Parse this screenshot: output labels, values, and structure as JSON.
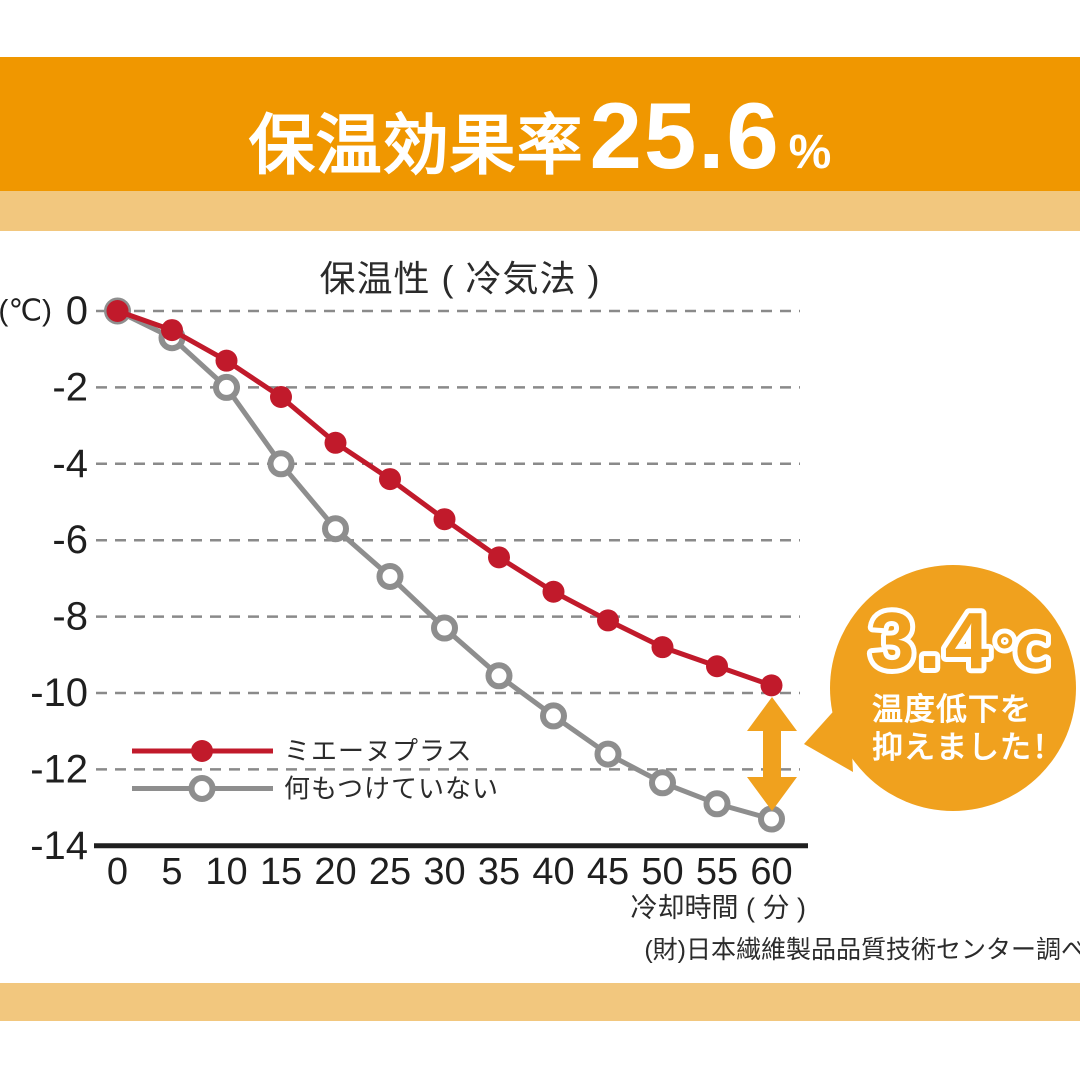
{
  "header": {
    "title_prefix": "保温効果率",
    "title_value": "25.6",
    "title_unit": "%"
  },
  "chart_data": {
    "type": "line",
    "title": "保温性 ( 冷気法 )",
    "y_axis_unit": "(℃)",
    "xlabel": "冷却時間 ( 分 )",
    "source": "(財)日本繊維製品品質技術センター調べ",
    "ylim": [
      -14,
      0
    ],
    "xlim": [
      0,
      60
    ],
    "grid": "dashed-horizontal",
    "legend_position": "inside-lower-left",
    "x": [
      0,
      5,
      10,
      15,
      20,
      25,
      30,
      35,
      40,
      45,
      50,
      55,
      60
    ],
    "x_ticks": [
      "0",
      "5",
      "10",
      "15",
      "20",
      "25",
      "30",
      "35",
      "40",
      "45",
      "50",
      "55",
      "60"
    ],
    "y_ticks": [
      {
        "label": "0",
        "value": 0
      },
      {
        "label": "-2",
        "value": -2
      },
      {
        "label": "-4",
        "value": -4
      },
      {
        "label": "-6",
        "value": -6
      },
      {
        "label": "-8",
        "value": -8
      },
      {
        "label": "-10",
        "value": -10
      },
      {
        "label": "-12",
        "value": -12
      },
      {
        "label": "-14",
        "value": -14
      }
    ],
    "series": [
      {
        "name": "ミエーヌプラス",
        "marker": "filled",
        "values": [
          0,
          -0.5,
          -1.3,
          -2.25,
          -3.45,
          -4.4,
          -5.45,
          -6.45,
          -7.35,
          -8.1,
          -8.8,
          -9.3,
          -9.8
        ]
      },
      {
        "name": "何もつけていない",
        "marker": "open",
        "values": [
          0,
          -0.7,
          -2.0,
          -4.0,
          -5.7,
          -6.95,
          -8.3,
          -9.55,
          -10.6,
          -11.6,
          -12.35,
          -12.9,
          -13.3
        ]
      }
    ],
    "annotation": {
      "big": "3.4",
      "big_unit": "℃",
      "line1": "温度低下を",
      "line2": "抑えました！"
    }
  },
  "colors": {
    "banner": "#F09700",
    "strip": "#F2C77E",
    "accent": "#F0A11E",
    "series1": "#C11A2B",
    "series2": "#8E8E8E",
    "grid": "#8A8A8A",
    "axis": "#1F1F1F",
    "text": "#2B2B2B"
  }
}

........

** Exercise **
Each record must be quoted in full and exactly. Do not include the pictures.

** Solution **
Parse this screenshot: output labels, values, and structure as JSON.
{
  "header": {
    "title_prefix": "保温効果率",
    "title_value": "25.6",
    "title_unit": "%"
  },
  "chart_data": {
    "type": "line",
    "title": "保温性 ( 冷気法 )",
    "y_axis_unit": "(℃)",
    "xlabel": "冷却時間 ( 分 )",
    "source": "(財)日本繊維製品品質技術センター調べ",
    "ylim": [
      -14,
      0
    ],
    "xlim": [
      0,
      60
    ],
    "grid": "dashed-horizontal",
    "legend_position": "inside-lower-left",
    "x": [
      0,
      5,
      10,
      15,
      20,
      25,
      30,
      35,
      40,
      45,
      50,
      55,
      60
    ],
    "x_ticks": [
      "0",
      "5",
      "10",
      "15",
      "20",
      "25",
      "30",
      "35",
      "40",
      "45",
      "50",
      "55",
      "60"
    ],
    "y_ticks": [
      {
        "label": "0",
        "value": 0
      },
      {
        "label": "-2",
        "value": -2
      },
      {
        "label": "-4",
        "value": -4
      },
      {
        "label": "-6",
        "value": -6
      },
      {
        "label": "-8",
        "value": -8
      },
      {
        "label": "-10",
        "value": -10
      },
      {
        "label": "-12",
        "value": -12
      },
      {
        "label": "-14",
        "value": -14
      }
    ],
    "series": [
      {
        "name": "ミエーヌプラス",
        "marker": "filled",
        "values": [
          0,
          -0.5,
          -1.3,
          -2.25,
          -3.45,
          -4.4,
          -5.45,
          -6.45,
          -7.35,
          -8.1,
          -8.8,
          -9.3,
          -9.8
        ]
      },
      {
        "name": "何もつけていない",
        "marker": "open",
        "values": [
          0,
          -0.7,
          -2.0,
          -4.0,
          -5.7,
          -6.95,
          -8.3,
          -9.55,
          -10.6,
          -11.6,
          -12.35,
          -12.9,
          -13.3
        ]
      }
    ],
    "annotation": {
      "big": "3.4",
      "big_unit": "℃",
      "line1": "温度低下を",
      "line2": "抑えました！"
    }
  },
  "colors": {
    "banner": "#F09700",
    "strip": "#F2C77E",
    "accent": "#F0A11E",
    "series1": "#C11A2B",
    "series2": "#8E8E8E",
    "grid": "#8A8A8A",
    "axis": "#1F1F1F",
    "text": "#2B2B2B"
  }
}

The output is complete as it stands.